▶ _WHAT YOU NEED TO DO_
Please quote the material exactly, every line of it.

Data entries for graphics
════════

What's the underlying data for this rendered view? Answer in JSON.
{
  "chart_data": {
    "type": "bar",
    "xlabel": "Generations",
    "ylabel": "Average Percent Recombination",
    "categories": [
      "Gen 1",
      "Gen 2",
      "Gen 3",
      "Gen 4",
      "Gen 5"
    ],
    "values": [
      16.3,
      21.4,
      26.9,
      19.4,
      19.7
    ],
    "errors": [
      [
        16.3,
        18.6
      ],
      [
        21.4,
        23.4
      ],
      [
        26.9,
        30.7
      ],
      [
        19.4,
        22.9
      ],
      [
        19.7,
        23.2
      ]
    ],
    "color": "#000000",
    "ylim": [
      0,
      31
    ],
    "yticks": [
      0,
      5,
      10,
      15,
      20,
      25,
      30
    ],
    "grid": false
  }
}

════════

▶ _FINISHED EXERCISE_
What's the underlying data for this rendered view? Answer in JSON.
{
  "chart_data": {
    "type": "bar",
    "xlabel": "Generations",
    "ylabel": "Average Percent Recombination",
    "categories": [
      "Gen 1",
      "Gen 2",
      "Gen 3",
      "Gen 4",
      "Gen 5"
    ],
    "values": [
      16.3,
      21.4,
      26.9,
      19.4,
      19.7
    ],
    "errors": [
      [
        16.3,
        18.6
      ],
      [
        21.4,
        23.4
      ],
      [
        26.9,
        30.7
      ],
      [
        19.4,
        22.9
      ],
      [
        19.7,
        23.2
      ]
    ],
    "color": "#000000",
    "ylim": [
      0,
      31
    ],
    "yticks": [
      0,
      5,
      10,
      15,
      20,
      25,
      30
    ],
    "grid": false
  }
}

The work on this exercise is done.